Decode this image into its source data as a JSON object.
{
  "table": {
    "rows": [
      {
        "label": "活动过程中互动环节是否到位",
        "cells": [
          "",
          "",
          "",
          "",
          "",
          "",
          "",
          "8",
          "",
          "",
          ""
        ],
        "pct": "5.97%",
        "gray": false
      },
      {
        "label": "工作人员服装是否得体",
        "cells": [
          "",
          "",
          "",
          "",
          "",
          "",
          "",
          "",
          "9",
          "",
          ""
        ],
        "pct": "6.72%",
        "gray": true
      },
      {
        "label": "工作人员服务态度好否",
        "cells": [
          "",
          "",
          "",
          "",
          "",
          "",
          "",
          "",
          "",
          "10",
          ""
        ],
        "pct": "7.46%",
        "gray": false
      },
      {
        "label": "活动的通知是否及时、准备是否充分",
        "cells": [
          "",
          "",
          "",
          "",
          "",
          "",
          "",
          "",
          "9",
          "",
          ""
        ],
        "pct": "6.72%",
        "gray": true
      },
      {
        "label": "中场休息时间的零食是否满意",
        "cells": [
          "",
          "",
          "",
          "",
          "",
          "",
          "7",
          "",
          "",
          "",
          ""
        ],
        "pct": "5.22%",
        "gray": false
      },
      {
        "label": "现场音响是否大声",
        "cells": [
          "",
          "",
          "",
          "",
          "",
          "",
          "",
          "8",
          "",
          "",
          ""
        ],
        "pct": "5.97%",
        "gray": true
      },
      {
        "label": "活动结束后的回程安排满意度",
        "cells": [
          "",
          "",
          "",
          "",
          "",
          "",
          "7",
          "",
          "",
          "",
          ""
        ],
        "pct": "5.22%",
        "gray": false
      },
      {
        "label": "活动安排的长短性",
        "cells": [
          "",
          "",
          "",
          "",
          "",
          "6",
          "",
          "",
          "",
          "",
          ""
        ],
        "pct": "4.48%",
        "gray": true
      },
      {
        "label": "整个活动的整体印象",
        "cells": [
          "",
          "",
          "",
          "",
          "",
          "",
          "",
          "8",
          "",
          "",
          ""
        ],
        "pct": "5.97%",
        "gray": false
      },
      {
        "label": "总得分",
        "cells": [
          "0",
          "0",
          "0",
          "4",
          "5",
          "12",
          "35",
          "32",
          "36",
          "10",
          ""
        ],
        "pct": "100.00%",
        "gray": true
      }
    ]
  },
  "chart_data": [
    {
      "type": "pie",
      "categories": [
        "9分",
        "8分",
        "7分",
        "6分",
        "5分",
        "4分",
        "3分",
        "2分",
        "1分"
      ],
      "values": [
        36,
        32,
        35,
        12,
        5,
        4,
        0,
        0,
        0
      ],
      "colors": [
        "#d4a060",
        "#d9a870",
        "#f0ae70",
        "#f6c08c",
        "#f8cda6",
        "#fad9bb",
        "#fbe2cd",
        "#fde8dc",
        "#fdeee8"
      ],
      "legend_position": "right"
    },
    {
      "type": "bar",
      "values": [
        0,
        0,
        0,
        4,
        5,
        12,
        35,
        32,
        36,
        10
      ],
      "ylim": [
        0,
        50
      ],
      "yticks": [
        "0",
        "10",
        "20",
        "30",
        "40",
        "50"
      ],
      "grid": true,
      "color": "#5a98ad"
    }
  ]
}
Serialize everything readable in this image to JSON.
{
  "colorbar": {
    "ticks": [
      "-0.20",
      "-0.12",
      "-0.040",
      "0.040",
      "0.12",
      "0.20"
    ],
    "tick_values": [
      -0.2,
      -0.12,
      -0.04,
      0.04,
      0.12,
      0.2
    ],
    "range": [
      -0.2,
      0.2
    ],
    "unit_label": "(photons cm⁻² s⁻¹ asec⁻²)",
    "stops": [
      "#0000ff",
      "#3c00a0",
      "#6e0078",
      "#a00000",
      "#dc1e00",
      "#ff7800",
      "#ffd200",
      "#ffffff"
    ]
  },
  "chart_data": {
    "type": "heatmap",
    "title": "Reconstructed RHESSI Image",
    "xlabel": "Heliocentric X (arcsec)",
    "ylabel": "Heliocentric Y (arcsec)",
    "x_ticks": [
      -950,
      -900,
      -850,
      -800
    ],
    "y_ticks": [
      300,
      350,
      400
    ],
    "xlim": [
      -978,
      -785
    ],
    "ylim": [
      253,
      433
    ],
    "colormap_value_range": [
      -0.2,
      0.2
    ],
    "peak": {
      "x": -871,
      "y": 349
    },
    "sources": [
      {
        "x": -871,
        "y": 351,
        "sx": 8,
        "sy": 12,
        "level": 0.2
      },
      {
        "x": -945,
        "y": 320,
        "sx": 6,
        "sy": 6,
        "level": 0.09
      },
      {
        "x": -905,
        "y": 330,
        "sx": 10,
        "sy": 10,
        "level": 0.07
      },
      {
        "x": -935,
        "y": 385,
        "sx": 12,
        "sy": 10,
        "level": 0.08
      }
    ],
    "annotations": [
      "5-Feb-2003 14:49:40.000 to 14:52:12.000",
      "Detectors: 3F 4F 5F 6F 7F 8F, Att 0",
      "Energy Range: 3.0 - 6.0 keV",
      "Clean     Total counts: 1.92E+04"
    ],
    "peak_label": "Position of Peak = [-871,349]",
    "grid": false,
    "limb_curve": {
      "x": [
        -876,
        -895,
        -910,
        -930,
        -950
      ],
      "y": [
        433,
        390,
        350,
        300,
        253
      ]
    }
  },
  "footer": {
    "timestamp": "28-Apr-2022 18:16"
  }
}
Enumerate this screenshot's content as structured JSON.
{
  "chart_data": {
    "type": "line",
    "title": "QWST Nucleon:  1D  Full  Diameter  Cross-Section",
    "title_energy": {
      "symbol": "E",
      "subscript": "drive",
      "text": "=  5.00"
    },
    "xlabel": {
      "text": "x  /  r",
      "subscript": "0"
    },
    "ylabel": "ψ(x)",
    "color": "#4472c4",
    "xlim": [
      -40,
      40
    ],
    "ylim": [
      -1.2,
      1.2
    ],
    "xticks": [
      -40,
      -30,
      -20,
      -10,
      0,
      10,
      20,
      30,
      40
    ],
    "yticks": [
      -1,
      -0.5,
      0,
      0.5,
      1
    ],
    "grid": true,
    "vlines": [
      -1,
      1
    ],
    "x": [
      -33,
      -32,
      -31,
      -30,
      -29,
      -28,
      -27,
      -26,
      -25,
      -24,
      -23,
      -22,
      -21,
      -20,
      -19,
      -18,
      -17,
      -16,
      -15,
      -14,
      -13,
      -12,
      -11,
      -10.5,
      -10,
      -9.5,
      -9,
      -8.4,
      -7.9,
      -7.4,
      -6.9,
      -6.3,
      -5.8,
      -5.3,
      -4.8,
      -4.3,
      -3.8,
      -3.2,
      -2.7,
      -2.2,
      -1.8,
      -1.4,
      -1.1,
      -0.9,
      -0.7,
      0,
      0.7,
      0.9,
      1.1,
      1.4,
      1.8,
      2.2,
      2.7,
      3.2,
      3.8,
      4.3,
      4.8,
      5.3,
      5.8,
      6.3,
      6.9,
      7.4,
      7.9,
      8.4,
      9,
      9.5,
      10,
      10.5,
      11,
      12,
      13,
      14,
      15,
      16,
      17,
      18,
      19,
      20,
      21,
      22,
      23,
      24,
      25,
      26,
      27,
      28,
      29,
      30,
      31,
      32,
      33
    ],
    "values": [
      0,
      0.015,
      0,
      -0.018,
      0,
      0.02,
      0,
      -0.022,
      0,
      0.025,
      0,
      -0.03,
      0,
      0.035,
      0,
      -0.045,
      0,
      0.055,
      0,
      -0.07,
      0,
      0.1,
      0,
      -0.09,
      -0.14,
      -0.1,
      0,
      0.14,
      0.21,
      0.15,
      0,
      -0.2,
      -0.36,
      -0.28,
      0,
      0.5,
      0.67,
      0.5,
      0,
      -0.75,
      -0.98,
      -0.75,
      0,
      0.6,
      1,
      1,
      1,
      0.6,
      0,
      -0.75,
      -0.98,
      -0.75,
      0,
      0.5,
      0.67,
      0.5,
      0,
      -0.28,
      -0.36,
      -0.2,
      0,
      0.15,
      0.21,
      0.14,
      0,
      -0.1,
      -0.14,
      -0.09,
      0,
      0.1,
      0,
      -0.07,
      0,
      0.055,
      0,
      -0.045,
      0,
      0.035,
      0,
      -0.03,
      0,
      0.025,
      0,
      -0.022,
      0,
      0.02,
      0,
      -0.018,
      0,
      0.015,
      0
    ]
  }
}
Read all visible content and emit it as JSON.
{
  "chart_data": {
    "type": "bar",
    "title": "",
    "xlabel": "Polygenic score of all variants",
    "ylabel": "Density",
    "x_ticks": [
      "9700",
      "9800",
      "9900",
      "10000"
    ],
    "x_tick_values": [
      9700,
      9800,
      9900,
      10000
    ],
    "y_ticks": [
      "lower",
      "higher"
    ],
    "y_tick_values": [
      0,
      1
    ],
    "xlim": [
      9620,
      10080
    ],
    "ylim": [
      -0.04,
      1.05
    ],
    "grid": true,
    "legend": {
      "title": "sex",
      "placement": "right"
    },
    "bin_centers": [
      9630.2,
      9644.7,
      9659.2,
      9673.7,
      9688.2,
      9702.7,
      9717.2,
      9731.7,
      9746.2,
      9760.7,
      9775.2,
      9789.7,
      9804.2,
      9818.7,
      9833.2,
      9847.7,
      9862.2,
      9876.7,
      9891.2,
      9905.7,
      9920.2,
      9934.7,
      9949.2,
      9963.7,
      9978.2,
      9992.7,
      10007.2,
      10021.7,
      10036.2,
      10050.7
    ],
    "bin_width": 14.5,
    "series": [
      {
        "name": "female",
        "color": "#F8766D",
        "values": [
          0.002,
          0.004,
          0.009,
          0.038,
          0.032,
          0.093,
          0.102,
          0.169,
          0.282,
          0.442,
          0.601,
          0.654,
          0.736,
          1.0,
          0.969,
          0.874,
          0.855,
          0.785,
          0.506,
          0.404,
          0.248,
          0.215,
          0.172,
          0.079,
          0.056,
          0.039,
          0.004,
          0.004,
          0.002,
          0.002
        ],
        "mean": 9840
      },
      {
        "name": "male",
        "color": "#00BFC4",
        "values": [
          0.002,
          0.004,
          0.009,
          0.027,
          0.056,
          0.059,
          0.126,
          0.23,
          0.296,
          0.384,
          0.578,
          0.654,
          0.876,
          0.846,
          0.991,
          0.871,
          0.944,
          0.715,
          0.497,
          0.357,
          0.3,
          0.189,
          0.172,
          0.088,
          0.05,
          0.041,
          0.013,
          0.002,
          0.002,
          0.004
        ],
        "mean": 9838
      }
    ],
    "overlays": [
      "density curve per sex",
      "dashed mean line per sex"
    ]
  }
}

+ + + +

Find the word "content" in the records and pull out each line that has it.

## RESULT OF THE TASK:
Enumerate this screenshot's content as structured JSON.
Read all visible content and emit it as JSON.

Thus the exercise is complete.